§ **Excerpted text**:
BAE Systems, meanwhile, recently broke ground on its own maritime development center for C4I systems at its Liberty Station complex in Point Loma, Calif. With it, the company hopes to establish a strong presence to focus on the research, development, testing and integration of large-scale C4I network systems to help solve current, emerging and future customer mission requirements.

Jon Dorn, director, business development and enterprise best practices for BAE Systems, Network Systems, combined his networking background discussions with a bit of history. “The core group of BAE Systems that is leading the CANES effort really cut its teeth by doing about 15 years of Navy C4I applications,” he said. “The most recent one that we have been working is the Distributed Common Ground System-Navy, which is the ISR suite for the Navy.”

SERVICE PROVIDER LAYER

After reviewing a myriad of BAE Systems program activities and accomplishments during that period, Dorn explained, “All of these things that were individual organizations have now been put under one [BAE Systems] organizational umbrella. So what we now bring to the Navy and to our other customers is roughly 15-plus years of advanced networking technology for switching, understanding how to build with COTS, and all of the modeling and simulation that’s needed, as well as the multilevel security solutions.

(Dataset entries)

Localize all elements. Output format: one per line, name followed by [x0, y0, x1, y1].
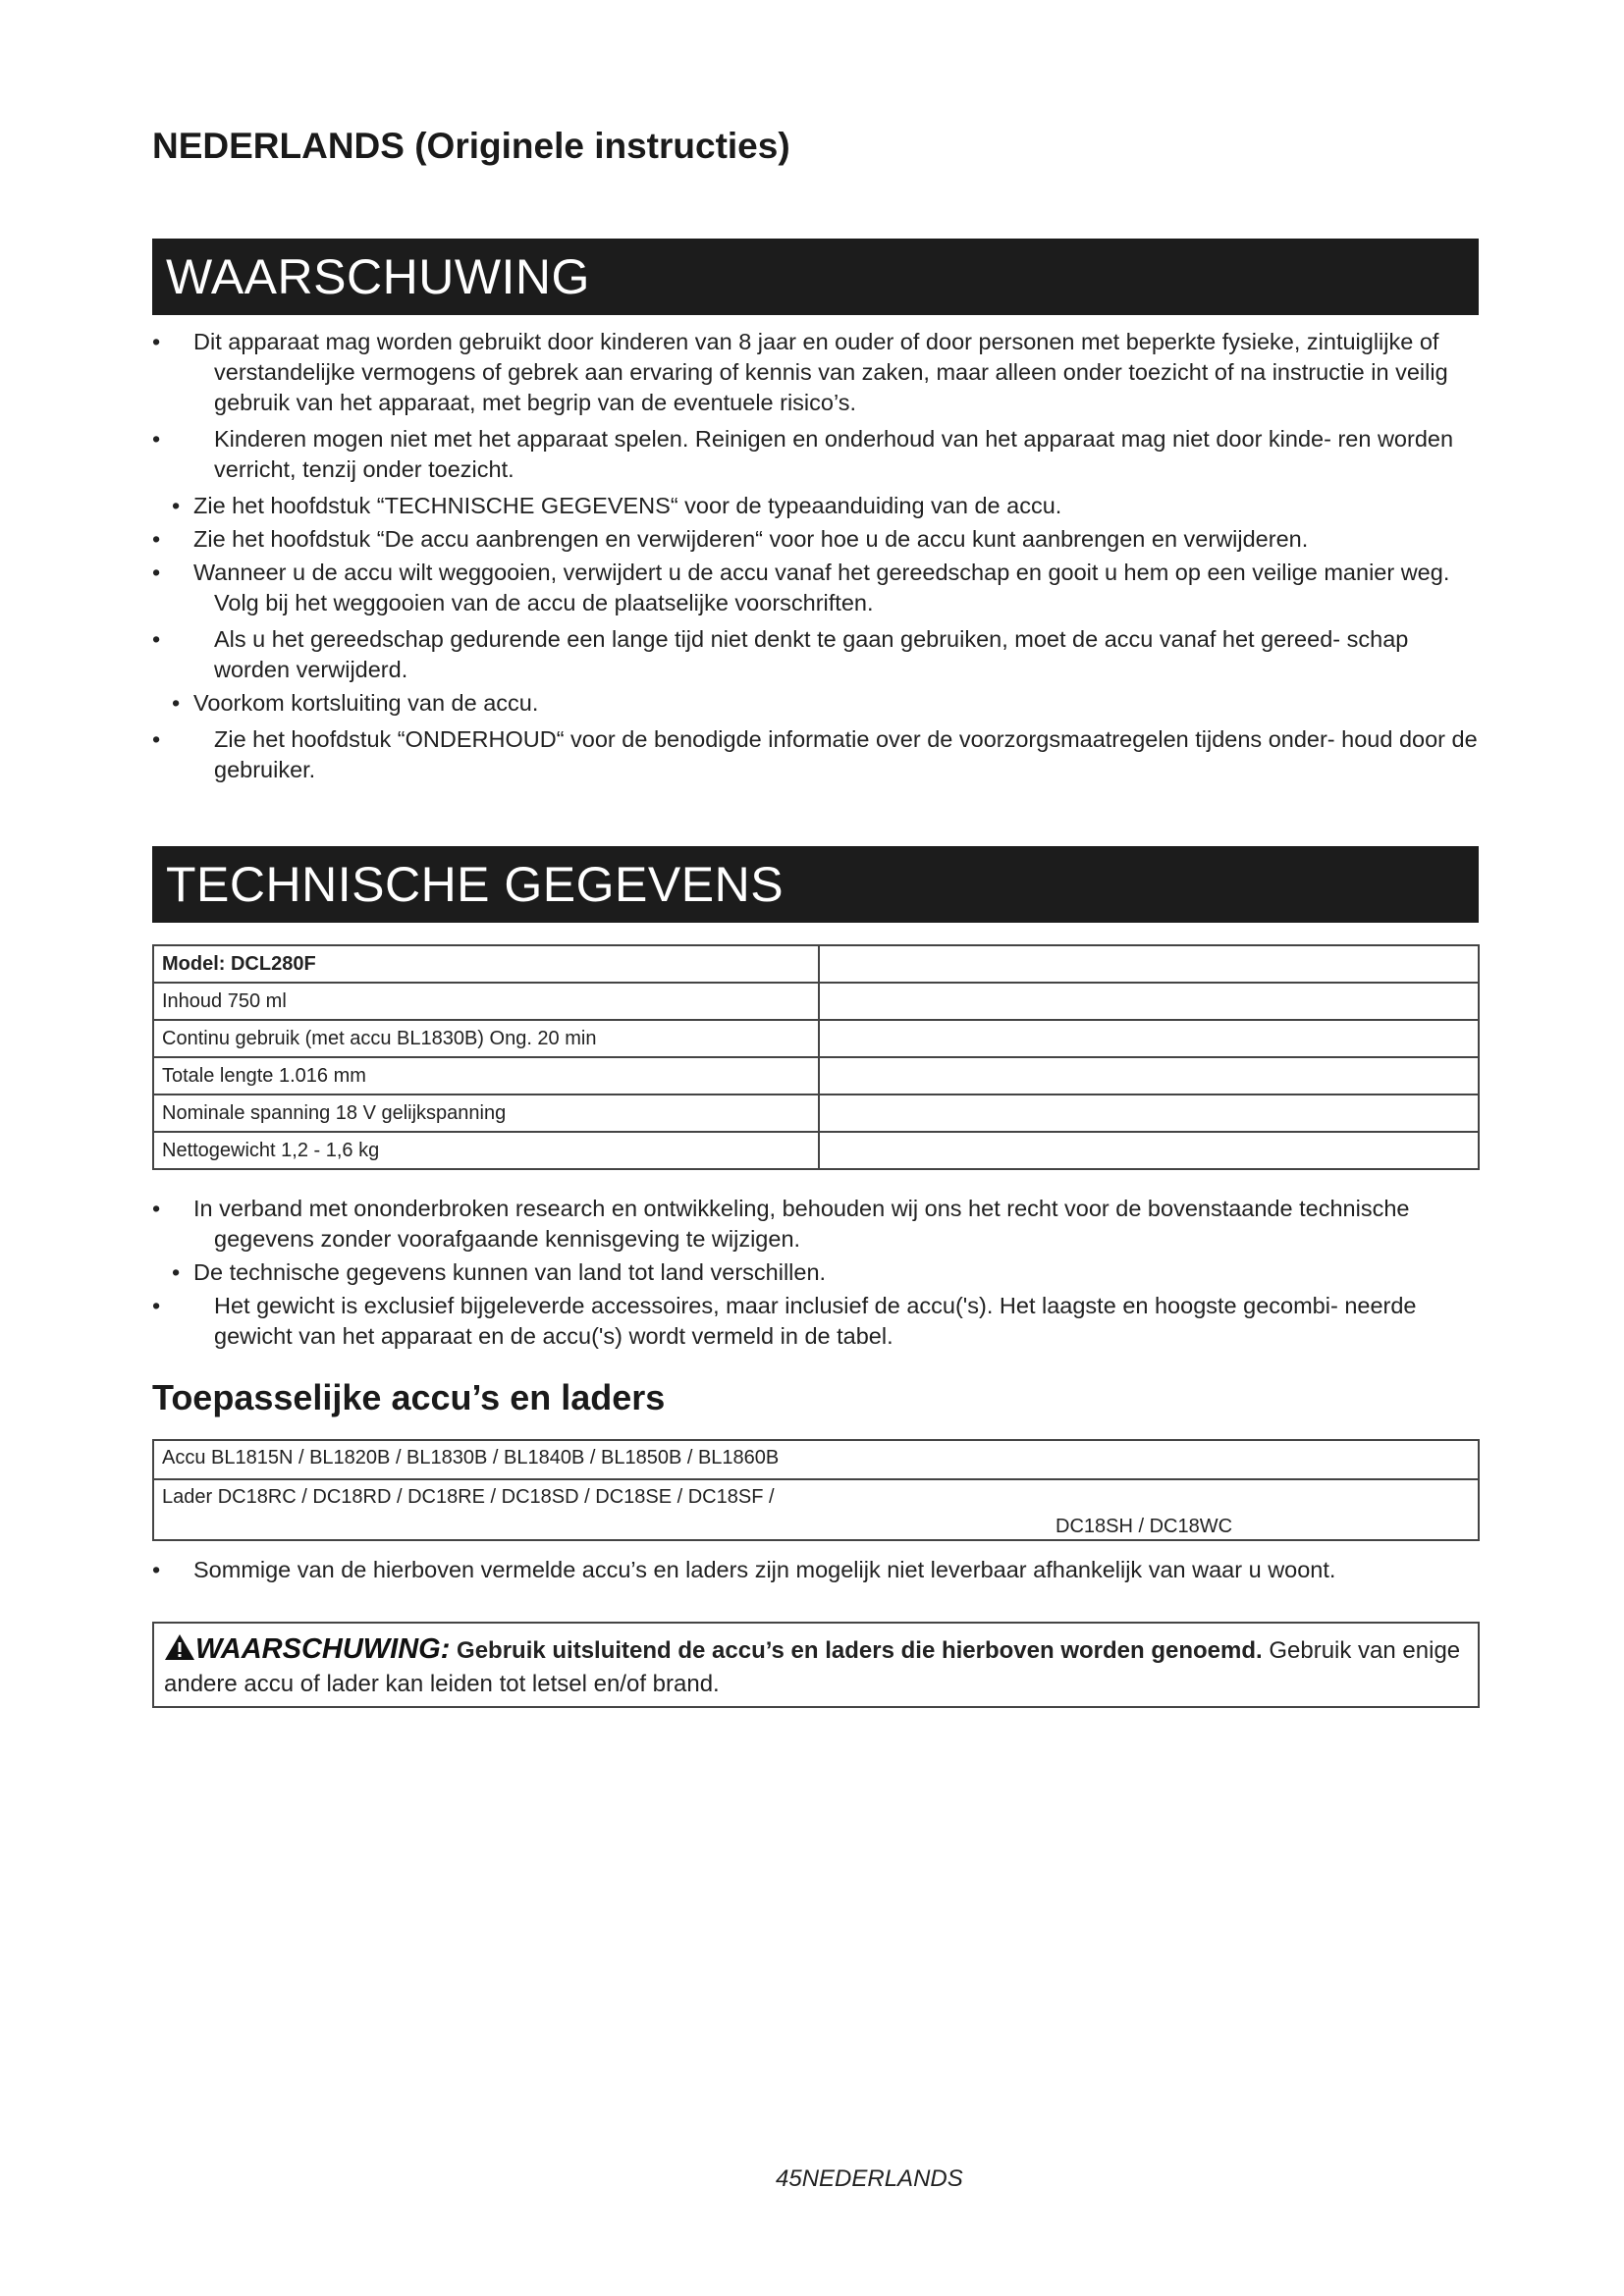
list-item: • Wanneer u de accu wilt weggooien, verwijdert u de accu vanaf het gereedschap en gooit u hem op een veilige manier weg. Volg bij het weggooien van de accu de plaatselijke voorschriften.	[152, 560, 1450, 615]
accessories-note-list	[152, 1555, 1488, 1588]
list-item: • Zie het hoofdstuk “ONDERHOUD“ voor de benodigde informatie over de voorzorgsmaatregelen tijdens onder- houd door de gebruiker.	[152, 726, 1478, 782]
table-row: Inhoud 750 ml	[153, 983, 1479, 1020]
list-item: • Als u het gereedschap gedurende een lange tijd niet denkt te gaan gebruiken, moet de accu vanaf het gereed- schap worden verwijderd.	[152, 626, 1409, 682]
accessories-heading: Toepasselijke accu’s en laders	[152, 1377, 666, 1417]
list-item: • In verband met ononderbroken research en ontwikkeling, behouden wij ons het recht voor de bovenstaande technische gegevens zonder voorafgaande kennisgeving te wijzigen.	[152, 1196, 1410, 1252]
list-item: • Voorkom kortsluiting van de accu.	[172, 690, 539, 716]
list-item: • Het gewicht is exclusief bijgeleverde accessoires, maar inclusief de accu('s). Het laagste en hoogste gecombi- neerde gewicht van het apparaat en de accu('s) wordt vermeld in de tabel.	[152, 1293, 1417, 1349]
table-row: Nettogewicht 1,2 - 1,6 kg	[153, 1132, 1479, 1169]
final-warning-strong: Gebruik uitsluitend de accu’s en laders die hierboven worden genoemd.	[457, 1637, 1263, 1664]
list-item: • De technische gegevens kunnen van land tot land verschillen.	[172, 1259, 827, 1285]
list-item: • Kinderen mogen niet met het apparaat spelen. Reinigen en onderhoud van het apparaat mag niet door kinde- ren worden verricht, tenzij onder toezicht.	[152, 426, 1454, 482]
final-warning-box	[152, 1622, 1480, 1708]
page-footer: 45NEDERLANDS	[776, 2165, 963, 2192]
specs-section-title: TECHNISCHE GEGEVENS	[152, 846, 1479, 923]
specs-notes-list	[152, 1194, 1488, 1355]
list-item: • Dit apparaat mag worden gebruikt door kinderen van 8 jaar en ouder of door personen met beperkte fysieke, zintuiglijke of verstandelijke vermogens of gebrek aan ervaring of kennis van zaken, maar alleen onder toezicht of na instructie in veilig gebruik van het apparaat, met begrip van de eventuele risico’s.	[152, 329, 1448, 415]
final-warning-label: WAARSCHUWING:	[195, 1633, 451, 1665]
final-warning-text: Gebruik van enige andere accu of lader kan leiden tot letsel en/of brand.	[164, 1637, 1461, 1697]
list-item: • Zie het hoofdstuk “TECHNISCHE GEGEVENS“ voor de typeaanduiding van de accu.	[172, 493, 1062, 518]
warning-bullet-list	[152, 327, 1488, 788]
warning-triangle-icon	[164, 1633, 195, 1669]
accessories-table	[152, 1439, 1480, 1541]
table-row: Lader DC18RC / DC18RD / DC18RE / DC18SD / DC18SE / DC18SF / DC18SH / DC18WC	[153, 1479, 1479, 1540]
table-row: Nominale spanning 18 V gelijkspanning	[153, 1095, 1479, 1132]
table-row: Continu gebruik (met accu BL1830B) Ong. 20 min	[153, 1020, 1479, 1057]
table-row: Model: DCL280F	[153, 945, 1479, 983]
list-item: • Zie het hoofdstuk “De accu aanbrengen en verwijderen“ voor hoe u de accu kunt aanbrengen en verwijderen.	[152, 526, 1309, 552]
table-row: Totale lengte 1.016 mm	[153, 1057, 1479, 1095]
page-language-header: NEDERLANDS (Originele instructies)	[152, 126, 790, 166]
specs-table	[152, 944, 1480, 1170]
warning-section-title: WAARSCHUWING	[152, 239, 1479, 315]
table-row: Accu BL1815N / BL1820B / BL1830B / BL1840B / BL1850B / BL1860B	[153, 1440, 1479, 1479]
list-item: • Sommige van de hierboven vermelde accu’s en laders zijn mogelijk niet leverbaar afhankelijk van waar u woont.	[152, 1557, 1336, 1582]
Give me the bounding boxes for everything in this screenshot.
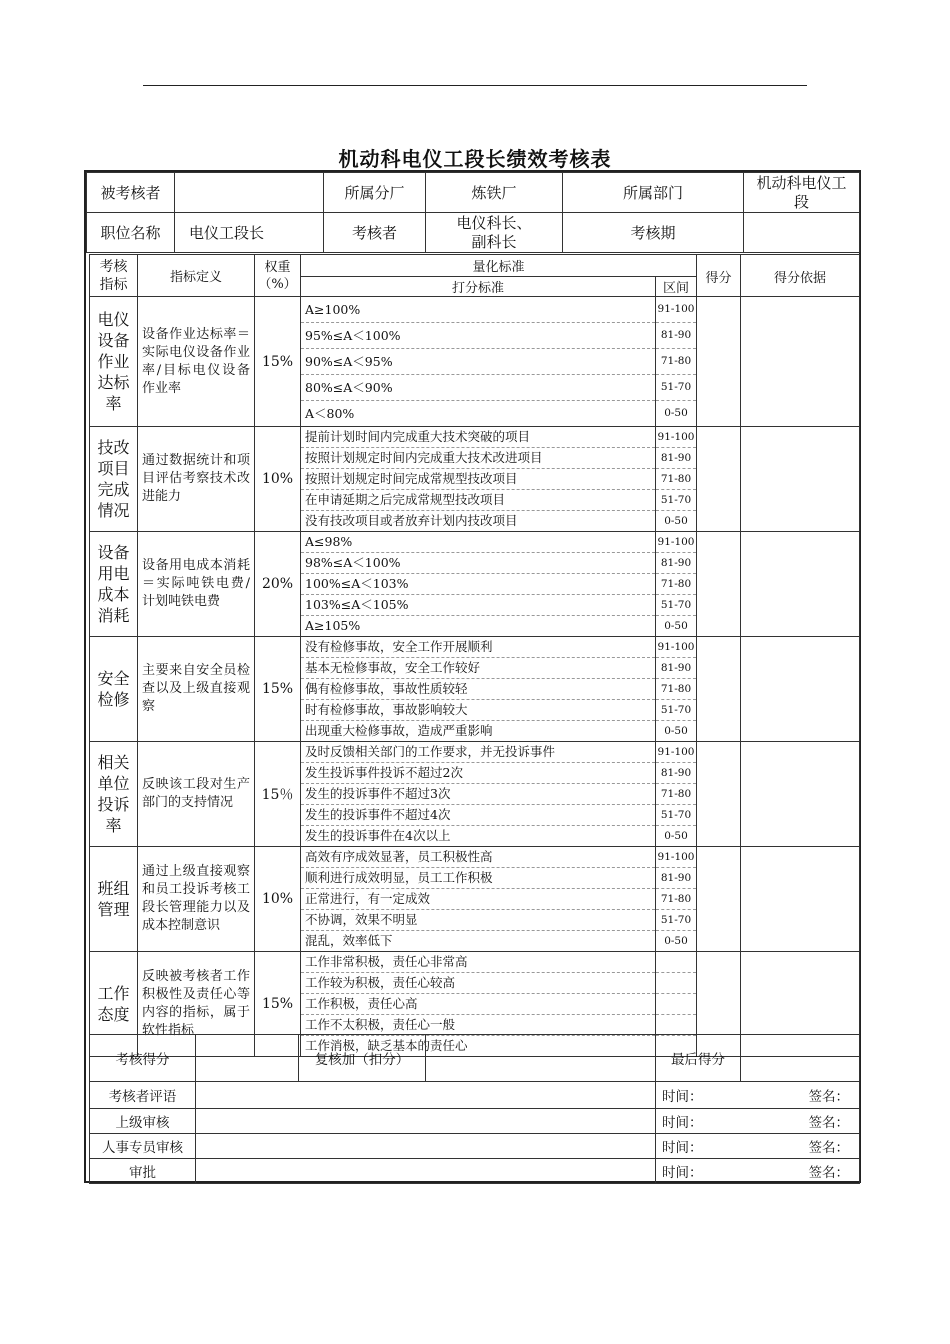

§ **Problem to solve**: Extend the passage on BAE Systems' Navy C4I networking work, picking up right after its last sentence.

§ **Task result**:
“What makes CANES very interesting to us is that they are trying to put a common infrastructure service provider [ISP] layer onboard ship,” Dorn said. “And that’s something we have actually delivered to other customers outside of the Navy, although I can’t go into those customers because of security reasons. “So if you team the networking play and the communications play that is now integrated under one umbrella organization, combined with the fact that we have actually delivered production ISP solutions—data centers and those kinds of things—makes CANES a ‘wow,’” he said. Additional BAE Systems resources and corporate experience applicable to the CANES afloat environment include BAE Systems Technology Services Sector in Charleston, S.C., which “does all C4I installation, integration and testing for all non-nuclear ships.

“The Navy needs CANES,” he observed. “And I am very happy to say that in the midst of changing administrations and changing different leaders and decision-makers within the Navy, everybody—the fleet, SPAWAR and Naval Network Warfare Command—understands the value of CANES and is pushing forward with the program.”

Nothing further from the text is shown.